**TASK OBJECTIVE**
Copy out every record below with complete accuracy.

**RAW DATA**
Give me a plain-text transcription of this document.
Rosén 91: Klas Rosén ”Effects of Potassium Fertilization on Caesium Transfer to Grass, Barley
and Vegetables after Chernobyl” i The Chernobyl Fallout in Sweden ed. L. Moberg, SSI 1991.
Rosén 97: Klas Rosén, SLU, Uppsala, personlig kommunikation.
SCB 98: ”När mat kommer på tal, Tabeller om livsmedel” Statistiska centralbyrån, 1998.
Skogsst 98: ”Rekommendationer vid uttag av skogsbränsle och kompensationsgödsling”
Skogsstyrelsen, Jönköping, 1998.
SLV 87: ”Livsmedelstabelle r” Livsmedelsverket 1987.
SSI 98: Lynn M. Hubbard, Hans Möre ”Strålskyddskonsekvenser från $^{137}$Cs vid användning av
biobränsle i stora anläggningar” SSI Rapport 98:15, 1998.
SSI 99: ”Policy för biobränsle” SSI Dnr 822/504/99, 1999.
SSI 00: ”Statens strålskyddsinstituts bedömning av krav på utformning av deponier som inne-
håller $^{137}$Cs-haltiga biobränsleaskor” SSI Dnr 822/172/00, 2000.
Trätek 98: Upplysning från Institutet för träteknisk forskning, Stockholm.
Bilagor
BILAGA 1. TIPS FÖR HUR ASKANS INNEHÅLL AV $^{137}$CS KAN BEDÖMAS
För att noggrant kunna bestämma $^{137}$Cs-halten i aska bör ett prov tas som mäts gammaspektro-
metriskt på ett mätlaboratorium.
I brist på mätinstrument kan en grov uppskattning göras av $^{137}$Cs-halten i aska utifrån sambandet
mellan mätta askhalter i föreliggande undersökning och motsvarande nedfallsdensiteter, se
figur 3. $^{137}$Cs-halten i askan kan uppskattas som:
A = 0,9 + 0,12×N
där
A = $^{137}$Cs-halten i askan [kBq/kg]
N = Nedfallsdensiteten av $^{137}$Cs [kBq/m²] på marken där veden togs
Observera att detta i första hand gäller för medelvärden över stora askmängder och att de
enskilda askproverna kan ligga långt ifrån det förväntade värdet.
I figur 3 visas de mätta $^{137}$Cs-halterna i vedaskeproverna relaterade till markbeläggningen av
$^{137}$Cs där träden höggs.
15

**RESPONSE**
Give me a plain-text transcription of this document.
Rosén 91: Klas Rosén ”Effects of Potassium Fertilization on Caesium Transfer to Grass, Barley
and Vegetables after Chernobyl” i The Chernobyl Fallout in Sweden ed. L. Moberg, SSI 1991.
Rosén 97: Klas Rosén, SLU, Uppsala, personlig kommunikation.
SCB 98: ”När mat kommer på tal, Tabeller om livsmedel” Statistiska centralbyrån, 1998.
Skogsst 98: ”Rekommendationer vid uttag av skogsbränsle och kompensationsgödsling”
Skogsstyrelsen, Jönköping, 1998.
SLV 87: ”Livsmedelstabelle r” Livsmedelsverket 1987.
SSI 98: Lynn M. Hubbard, Hans Möre ”Strålskyddskonsekvenser från $^{137}$Cs vid användning av
biobränsle i stora anläggningar” SSI Rapport 98:15, 1998.
SSI 99: ”Policy för biobränsle” SSI Dnr 822/504/99, 1999.
SSI 00: ”Statens strålskyddsinstituts bedömning av krav på utformning av deponier som inne-
håller $^{137}$Cs-haltiga biobränsleaskor” SSI Dnr 822/172/00, 2000.
Trätek 98: Upplysning från Institutet för träteknisk forskning, Stockholm.
Bilagor
BILAGA 1. TIPS FÖR HUR ASKANS INNEHÅLL AV $^{137}$CS KAN BEDÖMAS
För att noggrant kunna bestämma $^{137}$Cs-halten i aska bör ett prov tas som mäts gammaspektro-
metriskt på ett mätlaboratorium.
I brist på mätinstrument kan en grov uppskattning göras av $^{137}$Cs-halten i aska utifrån sambandet
mellan mätta askhalter i föreliggande undersökning och motsvarande nedfallsdensiteter, se
figur 3. $^{137}$Cs-halten i askan kan uppskattas som:
A = 0,9 + 0,12×N
där
A = $^{137}$Cs-halten i askan [kBq/kg]
N = Nedfallsdensiteten av $^{137}$Cs [kBq/m²] på marken där veden togs
Observera att detta i första hand gäller för medelvärden över stora askmängder och att de
enskilda askproverna kan ligga långt ifrån det förväntade värdet.
I figur 3 visas de mätta $^{137}$Cs-halterna i vedaskeproverna relaterade till markbeläggningen av
$^{137}$Cs där träden höggs.
15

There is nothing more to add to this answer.